— START RAW DATA —

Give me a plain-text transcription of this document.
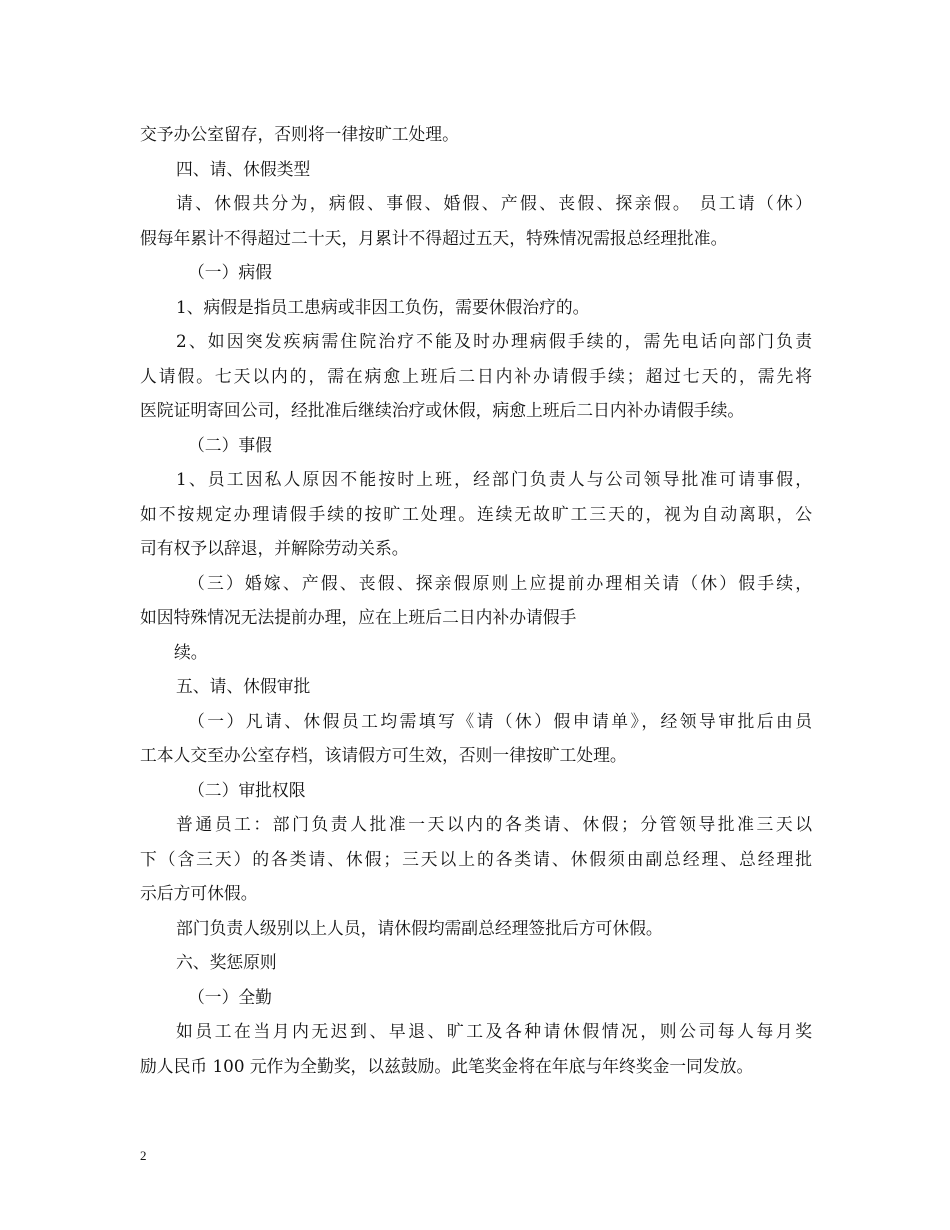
交予办公室留存，否则将一律按旷工处理。
四、请、休假类型
请、休假共分为，病假、事假、婚假、产假、丧假、探亲假。 员工请（休）
假每年累计不得超过二十天，月累计不得超过五天，特殊情况需报总经理批准。
（一）病假
1、病假是指员工患病或非因工负伤，需要休假治疗的。
2、如因突发疾病需住院治疗不能及时办理病假手续的，需先电话向部门负责
人请假。七天以内的，需在病愈上班后二日内补办请假手续；超过七天的，需先将
医院证明寄回公司，经批准后继续治疗或休假，病愈上班后二日内补办请假手续。
（二）事假
1、员工因私人原因不能按时上班，经部门负责人与公司领导批准可请事假，
如不按规定办理请假手续的按旷工处理。连续无故旷工三天的，视为自动离职，公
司有权予以辞退，并解除劳动关系。
（三）婚嫁、产假、丧假、探亲假原则上应提前办理相关请（休）假手续，
如因特殊情况无法提前办理，应在上班后二日内补办请假手
续。
五、请、休假审批
（一）凡请、休假员工均需填写《请（休）假申请单》，经领导审批后由员
工本人交至办公室存档，该请假方可生效，否则一律按旷工处理。
（二）审批权限
普通员工：部门负责人批准一天以内的各类请、休假；分管领导批准三天以
下（含三天）的各类请、休假；三天以上的各类请、休假须由副总经理、总经理批
示后方可休假。
部门负责人级别以上人员，请休假均需副总经理签批后方可休假。
六、奖惩原则
（一）全勤
如员工在当月内无迟到、早退、旷工及各种请休假情况，则公司每人每月奖
励人民币 100 元作为全勤奖，以兹鼓励。此笔奖金将在年底与年终奖金一同发放。
2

— END RAW DATA —

*EXERCISE BRIEF*: Omit every picture, and otherwise quote the entries exactly.

*SOLUTION TO THE PROBLEM*:
Give me a plain-text transcription of this document.
交予办公室留存，否则将一律按旷工处理。
四、请、休假类型
请、休假共分为，病假、事假、婚假、产假、丧假、探亲假。 员工请（休）
假每年累计不得超过二十天，月累计不得超过五天，特殊情况需报总经理批准。
（一）病假
1、病假是指员工患病或非因工负伤，需要休假治疗的。
2、如因突发疾病需住院治疗不能及时办理病假手续的，需先电话向部门负责
人请假。七天以内的，需在病愈上班后二日内补办请假手续；超过七天的，需先将
医院证明寄回公司，经批准后继续治疗或休假，病愈上班后二日内补办请假手续。
（二）事假
1、员工因私人原因不能按时上班，经部门负责人与公司领导批准可请事假，
如不按规定办理请假手续的按旷工处理。连续无故旷工三天的，视为自动离职，公
司有权予以辞退，并解除劳动关系。
（三）婚嫁、产假、丧假、探亲假原则上应提前办理相关请（休）假手续，
如因特殊情况无法提前办理，应在上班后二日内补办请假手
续。
五、请、休假审批
（一）凡请、休假员工均需填写《请（休）假申请单》，经领导审批后由员
工本人交至办公室存档，该请假方可生效，否则一律按旷工处理。
（二）审批权限
普通员工：部门负责人批准一天以内的各类请、休假；分管领导批准三天以
下（含三天）的各类请、休假；三天以上的各类请、休假须由副总经理、总经理批
示后方可休假。
部门负责人级别以上人员，请休假均需副总经理签批后方可休假。
六、奖惩原则
（一）全勤
如员工在当月内无迟到、早退、旷工及各种请休假情况，则公司每人每月奖
励人民币 100 元作为全勤奖，以兹鼓励。此笔奖金将在年底与年终奖金一同发放。
2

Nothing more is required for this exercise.